═══ DATA RECORDS
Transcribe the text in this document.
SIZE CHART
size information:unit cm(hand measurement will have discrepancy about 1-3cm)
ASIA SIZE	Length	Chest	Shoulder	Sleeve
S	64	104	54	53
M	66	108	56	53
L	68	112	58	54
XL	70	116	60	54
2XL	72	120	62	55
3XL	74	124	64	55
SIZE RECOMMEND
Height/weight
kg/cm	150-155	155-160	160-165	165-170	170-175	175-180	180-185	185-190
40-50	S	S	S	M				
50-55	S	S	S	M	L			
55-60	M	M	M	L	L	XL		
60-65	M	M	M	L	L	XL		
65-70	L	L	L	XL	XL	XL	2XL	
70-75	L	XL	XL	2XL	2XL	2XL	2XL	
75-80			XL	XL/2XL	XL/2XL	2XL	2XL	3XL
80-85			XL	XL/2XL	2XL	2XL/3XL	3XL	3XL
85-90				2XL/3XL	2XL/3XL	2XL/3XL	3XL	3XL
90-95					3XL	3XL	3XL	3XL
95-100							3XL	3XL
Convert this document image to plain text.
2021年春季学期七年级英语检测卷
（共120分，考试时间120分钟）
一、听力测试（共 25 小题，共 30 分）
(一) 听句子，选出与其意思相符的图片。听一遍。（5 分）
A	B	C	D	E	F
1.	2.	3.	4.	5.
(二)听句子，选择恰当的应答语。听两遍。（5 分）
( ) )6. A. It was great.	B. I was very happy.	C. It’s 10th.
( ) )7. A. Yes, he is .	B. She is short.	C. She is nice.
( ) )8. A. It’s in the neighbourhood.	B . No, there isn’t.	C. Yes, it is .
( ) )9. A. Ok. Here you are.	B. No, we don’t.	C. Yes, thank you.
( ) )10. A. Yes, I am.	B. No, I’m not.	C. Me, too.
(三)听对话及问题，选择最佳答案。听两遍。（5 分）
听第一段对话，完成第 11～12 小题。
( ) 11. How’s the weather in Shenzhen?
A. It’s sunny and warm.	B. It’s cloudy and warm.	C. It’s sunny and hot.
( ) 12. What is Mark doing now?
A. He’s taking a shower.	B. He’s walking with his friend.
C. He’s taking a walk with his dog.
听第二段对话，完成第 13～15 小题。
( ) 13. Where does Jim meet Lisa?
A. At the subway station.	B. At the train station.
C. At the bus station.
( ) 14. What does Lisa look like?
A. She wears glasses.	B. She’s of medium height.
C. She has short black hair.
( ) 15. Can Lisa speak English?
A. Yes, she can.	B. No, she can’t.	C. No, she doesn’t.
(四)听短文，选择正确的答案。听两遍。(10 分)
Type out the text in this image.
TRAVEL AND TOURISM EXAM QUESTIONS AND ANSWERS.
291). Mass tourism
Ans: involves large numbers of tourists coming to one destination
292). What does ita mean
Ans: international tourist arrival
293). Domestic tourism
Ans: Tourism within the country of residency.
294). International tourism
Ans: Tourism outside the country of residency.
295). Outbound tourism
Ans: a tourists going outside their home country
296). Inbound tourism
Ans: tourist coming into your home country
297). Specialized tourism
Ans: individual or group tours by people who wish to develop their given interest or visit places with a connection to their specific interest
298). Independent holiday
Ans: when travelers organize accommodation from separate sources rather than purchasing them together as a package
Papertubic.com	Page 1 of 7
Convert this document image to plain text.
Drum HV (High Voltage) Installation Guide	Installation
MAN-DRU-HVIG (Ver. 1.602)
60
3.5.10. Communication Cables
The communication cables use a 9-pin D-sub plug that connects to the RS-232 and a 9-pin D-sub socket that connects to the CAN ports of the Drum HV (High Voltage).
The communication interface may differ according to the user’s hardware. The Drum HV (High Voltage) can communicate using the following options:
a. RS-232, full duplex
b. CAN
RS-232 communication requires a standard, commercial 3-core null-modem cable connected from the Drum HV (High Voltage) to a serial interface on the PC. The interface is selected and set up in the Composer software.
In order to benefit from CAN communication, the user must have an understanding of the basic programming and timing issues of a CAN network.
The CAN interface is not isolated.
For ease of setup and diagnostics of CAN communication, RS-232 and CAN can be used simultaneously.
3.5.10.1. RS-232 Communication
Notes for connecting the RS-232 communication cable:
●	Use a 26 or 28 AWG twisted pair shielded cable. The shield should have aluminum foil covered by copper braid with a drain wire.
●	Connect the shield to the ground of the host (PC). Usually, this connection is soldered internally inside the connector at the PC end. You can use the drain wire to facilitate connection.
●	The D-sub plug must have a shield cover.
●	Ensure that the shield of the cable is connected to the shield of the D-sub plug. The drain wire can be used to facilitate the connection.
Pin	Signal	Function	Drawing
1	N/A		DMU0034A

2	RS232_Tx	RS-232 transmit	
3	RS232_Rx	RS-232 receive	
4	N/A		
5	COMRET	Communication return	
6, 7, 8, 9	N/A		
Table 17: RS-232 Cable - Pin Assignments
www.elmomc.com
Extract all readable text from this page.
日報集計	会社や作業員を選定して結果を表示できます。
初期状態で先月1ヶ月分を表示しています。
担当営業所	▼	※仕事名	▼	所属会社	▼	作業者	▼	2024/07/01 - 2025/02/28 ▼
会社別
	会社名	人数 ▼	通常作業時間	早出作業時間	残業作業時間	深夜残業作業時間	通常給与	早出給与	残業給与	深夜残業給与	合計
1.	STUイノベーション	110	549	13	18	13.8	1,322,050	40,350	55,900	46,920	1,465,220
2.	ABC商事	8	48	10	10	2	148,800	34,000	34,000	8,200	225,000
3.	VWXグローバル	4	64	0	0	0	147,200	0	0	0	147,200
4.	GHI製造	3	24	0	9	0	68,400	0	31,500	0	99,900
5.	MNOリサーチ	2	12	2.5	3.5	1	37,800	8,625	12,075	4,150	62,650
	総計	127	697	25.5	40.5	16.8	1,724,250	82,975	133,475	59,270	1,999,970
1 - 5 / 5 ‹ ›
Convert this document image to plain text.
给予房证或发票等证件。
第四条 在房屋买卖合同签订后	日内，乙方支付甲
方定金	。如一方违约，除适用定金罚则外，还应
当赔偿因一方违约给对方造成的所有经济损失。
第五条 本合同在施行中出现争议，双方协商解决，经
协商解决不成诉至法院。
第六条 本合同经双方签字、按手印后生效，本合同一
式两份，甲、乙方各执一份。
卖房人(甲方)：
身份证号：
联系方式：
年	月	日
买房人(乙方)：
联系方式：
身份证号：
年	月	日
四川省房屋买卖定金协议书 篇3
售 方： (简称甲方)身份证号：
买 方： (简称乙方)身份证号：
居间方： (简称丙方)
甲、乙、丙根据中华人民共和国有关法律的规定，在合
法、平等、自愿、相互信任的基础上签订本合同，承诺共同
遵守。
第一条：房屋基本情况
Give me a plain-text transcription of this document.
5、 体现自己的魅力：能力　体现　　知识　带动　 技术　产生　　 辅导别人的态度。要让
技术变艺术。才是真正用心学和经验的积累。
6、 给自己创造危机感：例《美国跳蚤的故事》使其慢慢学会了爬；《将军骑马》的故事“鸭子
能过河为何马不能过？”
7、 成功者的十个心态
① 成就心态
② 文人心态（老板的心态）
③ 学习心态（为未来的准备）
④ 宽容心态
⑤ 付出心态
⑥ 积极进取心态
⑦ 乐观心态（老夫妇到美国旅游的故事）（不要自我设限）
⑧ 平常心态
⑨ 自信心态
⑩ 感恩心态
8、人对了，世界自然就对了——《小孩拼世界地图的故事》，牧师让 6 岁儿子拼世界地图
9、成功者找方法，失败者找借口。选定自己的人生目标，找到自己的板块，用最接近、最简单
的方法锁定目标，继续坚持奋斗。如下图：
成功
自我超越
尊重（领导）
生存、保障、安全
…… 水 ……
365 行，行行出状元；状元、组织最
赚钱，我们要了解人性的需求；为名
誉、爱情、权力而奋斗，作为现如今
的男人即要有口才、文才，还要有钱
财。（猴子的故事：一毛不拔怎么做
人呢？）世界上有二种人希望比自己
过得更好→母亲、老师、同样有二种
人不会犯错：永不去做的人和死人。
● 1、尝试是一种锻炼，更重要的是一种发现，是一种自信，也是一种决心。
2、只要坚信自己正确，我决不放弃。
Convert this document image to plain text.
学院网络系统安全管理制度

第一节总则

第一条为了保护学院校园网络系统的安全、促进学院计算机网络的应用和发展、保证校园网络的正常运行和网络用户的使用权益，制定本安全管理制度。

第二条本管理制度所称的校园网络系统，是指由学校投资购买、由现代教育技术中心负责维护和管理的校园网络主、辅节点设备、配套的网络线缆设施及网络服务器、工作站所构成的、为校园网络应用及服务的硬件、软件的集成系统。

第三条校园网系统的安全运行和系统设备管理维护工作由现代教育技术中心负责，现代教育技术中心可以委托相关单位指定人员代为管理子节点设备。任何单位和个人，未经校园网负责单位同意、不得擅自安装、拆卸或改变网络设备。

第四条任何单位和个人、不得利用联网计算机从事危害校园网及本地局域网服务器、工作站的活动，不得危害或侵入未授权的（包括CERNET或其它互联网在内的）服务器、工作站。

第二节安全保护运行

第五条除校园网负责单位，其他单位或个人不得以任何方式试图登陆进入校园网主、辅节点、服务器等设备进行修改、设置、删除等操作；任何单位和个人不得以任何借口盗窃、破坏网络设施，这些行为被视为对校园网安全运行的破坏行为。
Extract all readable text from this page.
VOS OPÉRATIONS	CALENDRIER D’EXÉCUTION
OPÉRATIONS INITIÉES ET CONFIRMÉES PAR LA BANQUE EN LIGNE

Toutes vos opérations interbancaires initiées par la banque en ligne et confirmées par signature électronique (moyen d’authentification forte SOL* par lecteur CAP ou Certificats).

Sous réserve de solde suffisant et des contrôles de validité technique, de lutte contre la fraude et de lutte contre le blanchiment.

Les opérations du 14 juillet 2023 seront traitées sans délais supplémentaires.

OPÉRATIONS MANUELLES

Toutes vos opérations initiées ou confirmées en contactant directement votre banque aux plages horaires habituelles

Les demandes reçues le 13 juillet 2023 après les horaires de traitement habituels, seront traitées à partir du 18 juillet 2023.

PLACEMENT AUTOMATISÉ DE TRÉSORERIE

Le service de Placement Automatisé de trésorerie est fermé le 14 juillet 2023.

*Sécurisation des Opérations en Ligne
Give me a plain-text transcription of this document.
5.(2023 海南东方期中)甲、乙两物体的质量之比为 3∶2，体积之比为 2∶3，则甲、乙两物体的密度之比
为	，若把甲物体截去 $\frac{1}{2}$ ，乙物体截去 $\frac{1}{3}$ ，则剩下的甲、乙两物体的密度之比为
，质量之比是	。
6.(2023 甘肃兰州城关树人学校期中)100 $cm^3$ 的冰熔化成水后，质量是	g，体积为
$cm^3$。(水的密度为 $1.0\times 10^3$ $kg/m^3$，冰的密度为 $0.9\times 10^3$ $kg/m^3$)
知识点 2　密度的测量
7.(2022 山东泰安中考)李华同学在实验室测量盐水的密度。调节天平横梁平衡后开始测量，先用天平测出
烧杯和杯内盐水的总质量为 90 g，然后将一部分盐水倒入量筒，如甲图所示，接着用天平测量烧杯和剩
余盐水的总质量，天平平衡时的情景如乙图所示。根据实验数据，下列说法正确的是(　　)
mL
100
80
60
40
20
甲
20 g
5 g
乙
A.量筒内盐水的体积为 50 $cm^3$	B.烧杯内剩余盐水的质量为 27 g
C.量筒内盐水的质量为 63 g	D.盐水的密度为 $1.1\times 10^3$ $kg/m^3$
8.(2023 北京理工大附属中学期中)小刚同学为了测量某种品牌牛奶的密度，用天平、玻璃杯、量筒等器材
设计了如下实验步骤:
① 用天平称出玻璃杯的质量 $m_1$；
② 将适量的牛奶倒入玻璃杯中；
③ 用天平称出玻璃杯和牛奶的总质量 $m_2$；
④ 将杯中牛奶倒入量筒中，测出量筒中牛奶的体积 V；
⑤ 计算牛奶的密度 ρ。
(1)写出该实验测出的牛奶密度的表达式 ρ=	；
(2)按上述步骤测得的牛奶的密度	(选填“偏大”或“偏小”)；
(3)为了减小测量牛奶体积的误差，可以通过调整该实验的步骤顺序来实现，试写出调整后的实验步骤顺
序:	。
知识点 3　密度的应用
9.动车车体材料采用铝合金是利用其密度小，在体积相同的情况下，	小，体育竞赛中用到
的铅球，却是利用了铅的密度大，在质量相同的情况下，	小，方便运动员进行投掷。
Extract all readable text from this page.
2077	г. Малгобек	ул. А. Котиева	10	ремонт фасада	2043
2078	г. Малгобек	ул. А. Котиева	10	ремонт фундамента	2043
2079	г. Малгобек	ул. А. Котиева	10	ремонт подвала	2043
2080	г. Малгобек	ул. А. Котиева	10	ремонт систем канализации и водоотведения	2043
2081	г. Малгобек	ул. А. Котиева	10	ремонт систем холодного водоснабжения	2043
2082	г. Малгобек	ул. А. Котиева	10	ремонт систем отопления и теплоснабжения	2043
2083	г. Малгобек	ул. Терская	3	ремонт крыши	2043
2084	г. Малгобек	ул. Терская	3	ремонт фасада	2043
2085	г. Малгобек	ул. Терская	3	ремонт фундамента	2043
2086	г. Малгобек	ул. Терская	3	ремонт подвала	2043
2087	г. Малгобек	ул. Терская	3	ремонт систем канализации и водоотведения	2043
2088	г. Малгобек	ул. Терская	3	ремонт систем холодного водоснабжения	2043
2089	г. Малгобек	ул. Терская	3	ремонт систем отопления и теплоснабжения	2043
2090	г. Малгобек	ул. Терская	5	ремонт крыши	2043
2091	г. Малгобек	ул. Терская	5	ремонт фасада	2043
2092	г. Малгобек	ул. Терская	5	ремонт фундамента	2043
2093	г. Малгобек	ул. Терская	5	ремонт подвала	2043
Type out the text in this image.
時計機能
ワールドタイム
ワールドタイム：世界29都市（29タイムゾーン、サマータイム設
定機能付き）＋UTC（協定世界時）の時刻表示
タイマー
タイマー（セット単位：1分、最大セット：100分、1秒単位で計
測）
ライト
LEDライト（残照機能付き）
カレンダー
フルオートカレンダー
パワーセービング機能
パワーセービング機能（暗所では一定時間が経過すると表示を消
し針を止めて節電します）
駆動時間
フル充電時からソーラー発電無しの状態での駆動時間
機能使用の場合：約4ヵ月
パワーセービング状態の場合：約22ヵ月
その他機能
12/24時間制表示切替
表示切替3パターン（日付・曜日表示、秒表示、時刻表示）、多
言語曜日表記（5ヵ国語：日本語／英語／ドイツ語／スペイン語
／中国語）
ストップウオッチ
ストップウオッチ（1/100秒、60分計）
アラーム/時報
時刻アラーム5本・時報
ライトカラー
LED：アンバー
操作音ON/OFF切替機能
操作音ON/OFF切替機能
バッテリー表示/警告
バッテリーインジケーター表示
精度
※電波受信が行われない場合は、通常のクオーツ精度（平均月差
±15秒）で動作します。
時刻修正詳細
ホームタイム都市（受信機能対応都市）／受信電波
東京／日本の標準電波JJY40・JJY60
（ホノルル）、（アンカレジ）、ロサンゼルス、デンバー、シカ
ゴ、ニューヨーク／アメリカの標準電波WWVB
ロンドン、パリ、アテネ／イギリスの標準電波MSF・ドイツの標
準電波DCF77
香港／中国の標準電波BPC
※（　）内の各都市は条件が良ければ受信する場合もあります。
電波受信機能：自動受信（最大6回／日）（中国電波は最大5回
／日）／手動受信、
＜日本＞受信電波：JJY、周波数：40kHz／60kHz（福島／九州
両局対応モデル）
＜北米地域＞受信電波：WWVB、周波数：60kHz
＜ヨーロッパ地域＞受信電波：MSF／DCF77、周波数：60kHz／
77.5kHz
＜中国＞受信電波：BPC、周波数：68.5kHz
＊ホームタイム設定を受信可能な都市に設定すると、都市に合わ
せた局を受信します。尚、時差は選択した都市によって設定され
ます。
══════
• [WORK REQUIRED]: Every line that holds the word "shield" should be extracted.

• [CORRECT ANSWER]:
●	Use a 26 or 28 AWG twisted pair shielded cable. The shield should have aluminum foil covered by copper braid with a drain wire.
●	Connect the shield to the ground of the host (PC). Usually, this connection is soldered internally inside the connector at the PC end. You can use the drain wire to facilitate connection.
●	The D-sub plug must have a shield cover.
●	Ensure that the shield of the cable is connected to the shield of the D-sub plug. The drain wire can be used to facilitate the connection.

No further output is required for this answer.